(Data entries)
- - - - -
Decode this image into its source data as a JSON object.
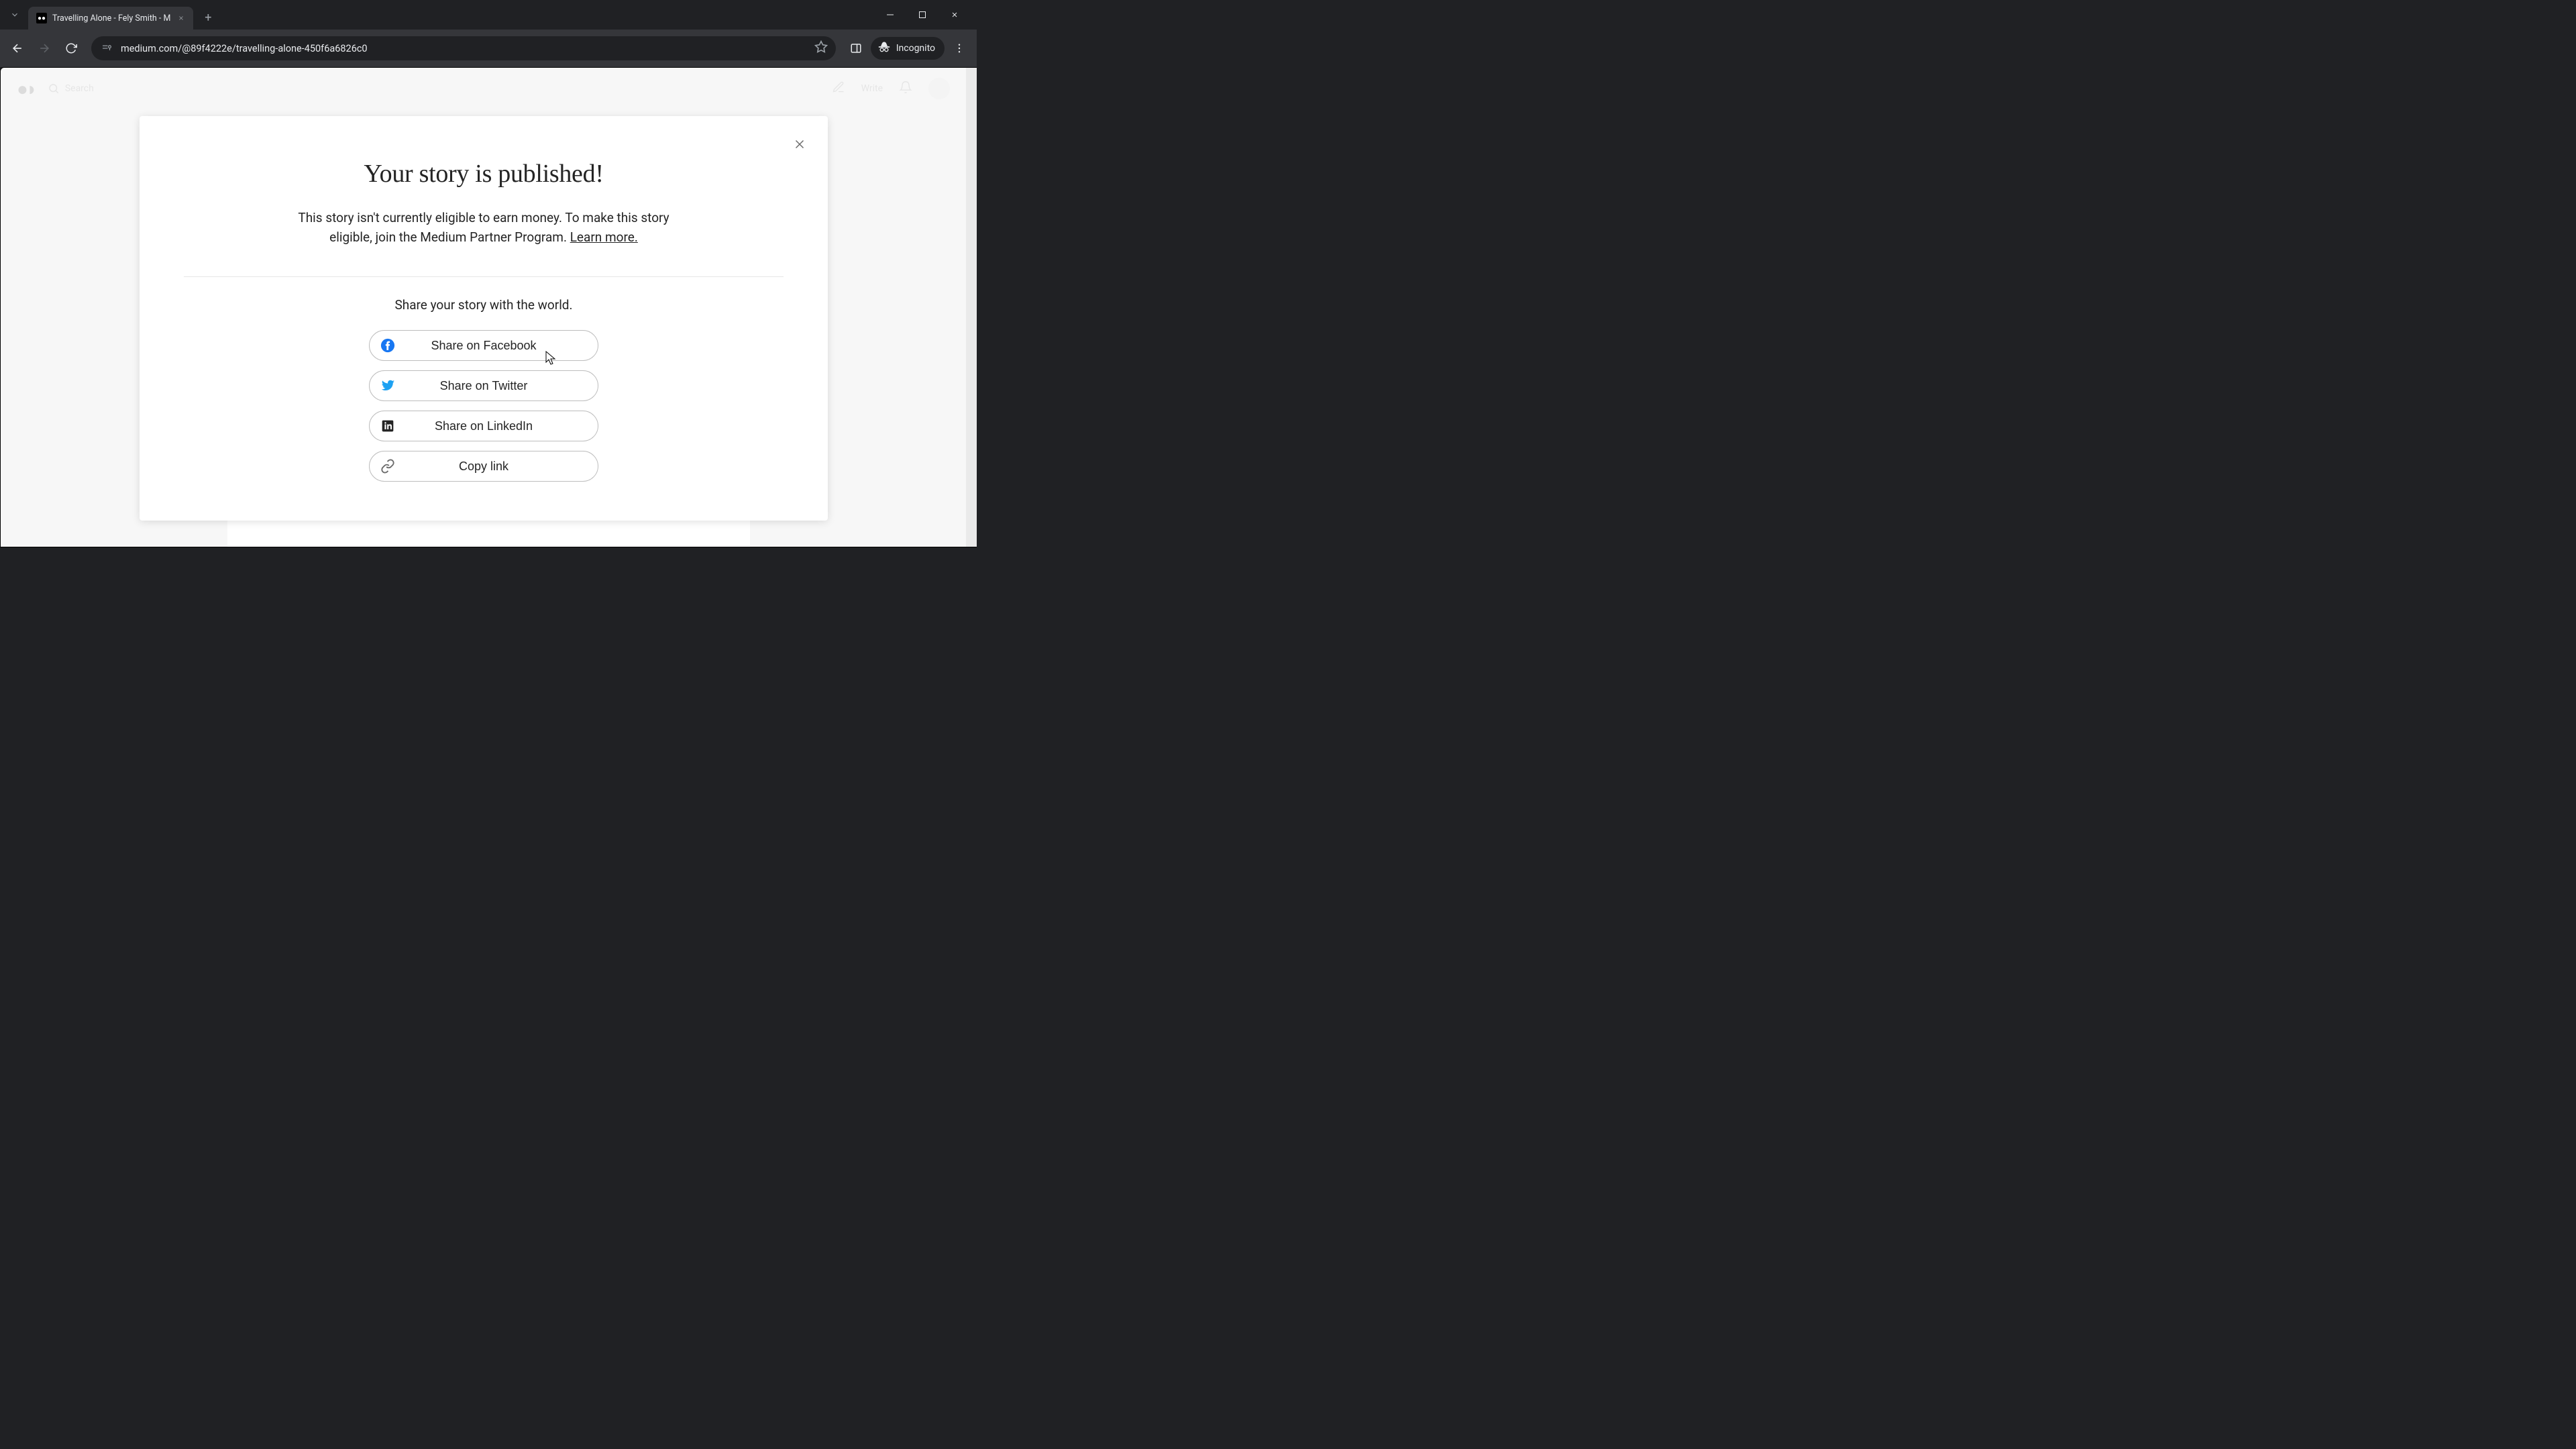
{
  "browser": {
    "tab_title": "Travelling Alone - Fely Smith - M",
    "url": "medium.com/@89f4222e/travelling-alone-450f6a6826c0",
    "incognito_label": "Incognito"
  },
  "bg": {
    "search_placeholder": "Search",
    "write": "Write"
  },
  "modal": {
    "title": "Your story is published!",
    "subtitle_a": "This story isn't currently eligible to earn money. To make this story eligible, join the Medium Partner Program. ",
    "learn_more": "Learn more.",
    "share_prompt": "Share your story with the world.",
    "share": {
      "facebook": "Share on Facebook",
      "twitter": "Share on Twitter",
      "linkedin": "Share on LinkedIn",
      "copy": "Copy link"
    }
  }
}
- - - - -
__Request__
Find the lines with the string "story" and reproduce them.

__The result__
    "title": "Your story is published!",
    "subtitle_a": "This story isn't currently eligible to earn money. To make this story eligible, join the Medium Partner Program. ",
    "share_prompt": "Share your story with the world.",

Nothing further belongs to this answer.